GOAL: Reproduce every entry in the listing without alteration.

Dataset rows about figures:
[BEGIN]

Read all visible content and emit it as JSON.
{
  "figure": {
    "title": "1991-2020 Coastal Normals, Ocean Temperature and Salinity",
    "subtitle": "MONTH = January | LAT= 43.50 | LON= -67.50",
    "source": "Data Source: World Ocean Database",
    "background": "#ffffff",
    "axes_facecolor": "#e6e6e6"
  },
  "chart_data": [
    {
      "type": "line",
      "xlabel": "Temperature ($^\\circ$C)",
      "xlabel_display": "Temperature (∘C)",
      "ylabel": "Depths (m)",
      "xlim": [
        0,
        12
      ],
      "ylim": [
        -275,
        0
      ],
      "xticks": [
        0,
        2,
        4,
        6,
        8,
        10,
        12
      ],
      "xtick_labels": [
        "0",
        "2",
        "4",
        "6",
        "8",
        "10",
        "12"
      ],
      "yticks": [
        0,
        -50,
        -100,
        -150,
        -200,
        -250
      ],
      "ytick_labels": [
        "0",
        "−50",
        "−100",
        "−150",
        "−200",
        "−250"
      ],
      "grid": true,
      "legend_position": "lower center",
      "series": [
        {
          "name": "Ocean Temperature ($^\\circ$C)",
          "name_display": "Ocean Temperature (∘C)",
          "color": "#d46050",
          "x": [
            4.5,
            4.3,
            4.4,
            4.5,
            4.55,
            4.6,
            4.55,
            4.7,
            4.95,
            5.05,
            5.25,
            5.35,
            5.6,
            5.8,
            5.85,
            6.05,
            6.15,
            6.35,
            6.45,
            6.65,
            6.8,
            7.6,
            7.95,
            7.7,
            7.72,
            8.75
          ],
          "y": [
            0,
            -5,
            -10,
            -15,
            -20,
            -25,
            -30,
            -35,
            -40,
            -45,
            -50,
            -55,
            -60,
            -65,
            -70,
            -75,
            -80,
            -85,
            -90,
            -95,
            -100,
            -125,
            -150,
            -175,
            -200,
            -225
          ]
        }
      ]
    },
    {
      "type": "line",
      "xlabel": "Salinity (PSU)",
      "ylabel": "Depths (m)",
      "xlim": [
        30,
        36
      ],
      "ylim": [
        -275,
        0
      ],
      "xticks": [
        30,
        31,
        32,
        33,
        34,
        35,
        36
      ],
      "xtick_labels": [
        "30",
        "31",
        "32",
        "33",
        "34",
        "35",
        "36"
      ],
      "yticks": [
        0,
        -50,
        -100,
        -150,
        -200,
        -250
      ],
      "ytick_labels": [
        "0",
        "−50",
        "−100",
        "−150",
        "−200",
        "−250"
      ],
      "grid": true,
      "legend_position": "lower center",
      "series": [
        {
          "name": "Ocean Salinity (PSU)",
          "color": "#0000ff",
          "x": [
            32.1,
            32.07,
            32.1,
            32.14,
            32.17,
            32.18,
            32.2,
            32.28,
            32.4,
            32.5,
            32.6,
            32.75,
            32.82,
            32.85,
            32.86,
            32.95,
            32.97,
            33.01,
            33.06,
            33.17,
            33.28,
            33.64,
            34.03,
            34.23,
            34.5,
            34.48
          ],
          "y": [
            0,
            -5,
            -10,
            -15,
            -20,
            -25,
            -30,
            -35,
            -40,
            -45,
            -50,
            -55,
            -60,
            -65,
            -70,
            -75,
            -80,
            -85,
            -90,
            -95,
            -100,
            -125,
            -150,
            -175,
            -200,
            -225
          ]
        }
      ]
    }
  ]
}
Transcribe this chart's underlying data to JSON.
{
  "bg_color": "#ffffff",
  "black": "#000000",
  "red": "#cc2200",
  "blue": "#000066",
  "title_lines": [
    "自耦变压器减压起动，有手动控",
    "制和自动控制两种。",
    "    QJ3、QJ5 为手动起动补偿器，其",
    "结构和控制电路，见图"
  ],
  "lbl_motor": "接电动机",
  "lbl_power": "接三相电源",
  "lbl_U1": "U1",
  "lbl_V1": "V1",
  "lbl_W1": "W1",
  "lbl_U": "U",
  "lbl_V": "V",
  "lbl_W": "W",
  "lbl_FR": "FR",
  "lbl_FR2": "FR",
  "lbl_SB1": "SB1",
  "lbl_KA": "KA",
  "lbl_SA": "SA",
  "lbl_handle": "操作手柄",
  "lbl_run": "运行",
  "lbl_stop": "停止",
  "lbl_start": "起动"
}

[END]

RESULT OF THE EXERCISE:
Read all visible content and emit it as JSON.
{
  "figure": {
    "title": "1991-2020 Coastal Normals, Ocean Temperature and Salinity",
    "subtitle": "MONTH = January | LAT= 43.50 | LON= -67.50",
    "source": "Data Source: World Ocean Database",
    "background": "#ffffff",
    "axes_facecolor": "#e6e6e6"
  },
  "chart_data": [
    {
      "type": "line",
      "xlabel": "Temperature ($^\\circ$C)",
      "xlabel_display": "Temperature (∘C)",
      "ylabel": "Depths (m)",
      "xlim": [
        0,
        12
      ],
      "ylim": [
        -275,
        0
      ],
      "xticks": [
        0,
        2,
        4,
        6,
        8,
        10,
        12
      ],
      "xtick_labels": [
        "0",
        "2",
        "4",
        "6",
        "8",
        "10",
        "12"
      ],
      "yticks": [
        0,
        -50,
        -100,
        -150,
        -200,
        -250
      ],
      "ytick_labels": [
        "0",
        "−50",
        "−100",
        "−150",
        "−200",
        "−250"
      ],
      "grid": true,
      "legend_position": "lower center",
      "series": [
        {
          "name": "Ocean Temperature ($^\\circ$C)",
          "name_display": "Ocean Temperature (∘C)",
          "color": "#d46050",
          "x": [
            4.5,
            4.3,
            4.4,
            4.5,
            4.55,
            4.6,
            4.55,
            4.7,
            4.95,
            5.05,
            5.25,
            5.35,
            5.6,
            5.8,
            5.85,
            6.05,
            6.15,
            6.35,
            6.45,
            6.65,
            6.8,
            7.6,
            7.95,
            7.7,
            7.72,
            8.75
          ],
          "y": [
            0,
            -5,
            -10,
            -15,
            -20,
            -25,
            -30,
            -35,
            -40,
            -45,
            -50,
            -55,
            -60,
            -65,
            -70,
            -75,
            -80,
            -85,
            -90,
            -95,
            -100,
            -125,
            -150,
            -175,
            -200,
            -225
          ]
        }
      ]
    },
    {
      "type": "line",
      "xlabel": "Salinity (PSU)",
      "ylabel": "Depths (m)",
      "xlim": [
        30,
        36
      ],
      "ylim": [
        -275,
        0
      ],
      "xticks": [
        30,
        31,
        32,
        33,
        34,
        35,
        36
      ],
      "xtick_labels": [
        "30",
        "31",
        "32",
        "33",
        "34",
        "35",
        "36"
      ],
      "yticks": [
        0,
        -50,
        -100,
        -150,
        -200,
        -250
      ],
      "ytick_labels": [
        "0",
        "−50",
        "−100",
        "−150",
        "−200",
        "−250"
      ],
      "grid": true,
      "legend_position": "lower center",
      "series": [
        {
          "name": "Ocean Salinity (PSU)",
          "color": "#0000ff",
          "x": [
            32.1,
            32.07,
            32.1,
            32.14,
            32.17,
            32.18,
            32.2,
            32.28,
            32.4,
            32.5,
            32.6,
            32.75,
            32.82,
            32.85,
            32.86,
            32.95,
            32.97,
            33.01,
            33.06,
            33.17,
            33.28,
            33.64,
            34.03,
            34.23,
            34.5,
            34.48
          ],
          "y": [
            0,
            -5,
            -10,
            -15,
            -20,
            -25,
            -30,
            -35,
            -40,
            -45,
            -50,
            -55,
            -60,
            -65,
            -70,
            -75,
            -80,
            -85,
            -90,
            -95,
            -100,
            -125,
            -150,
            -175,
            -200,
            -225
          ]
        }
      ]
    }
  ]
}
Transcribe this chart's underlying data to JSON.
{
  "bg_color": "#ffffff",
  "black": "#000000",
  "red": "#cc2200",
  "blue": "#000066",
  "title_lines": [
    "自耦变压器减压起动，有手动控",
    "制和自动控制两种。",
    "    QJ3、QJ5 为手动起动补偿器，其",
    "结构和控制电路，见图"
  ],
  "lbl_motor": "接电动机",
  "lbl_power": "接三相电源",
  "lbl_U1": "U1",
  "lbl_V1": "V1",
  "lbl_W1": "W1",
  "lbl_U": "U",
  "lbl_V": "V",
  "lbl_W": "W",
  "lbl_FR": "FR",
  "lbl_FR2": "FR",
  "lbl_SB1": "SB1",
  "lbl_KA": "KA",
  "lbl_SA": "SA",
  "lbl_handle": "操作手柄",
  "lbl_run": "运行",
  "lbl_stop": "停止",
  "lbl_start": "起动"
}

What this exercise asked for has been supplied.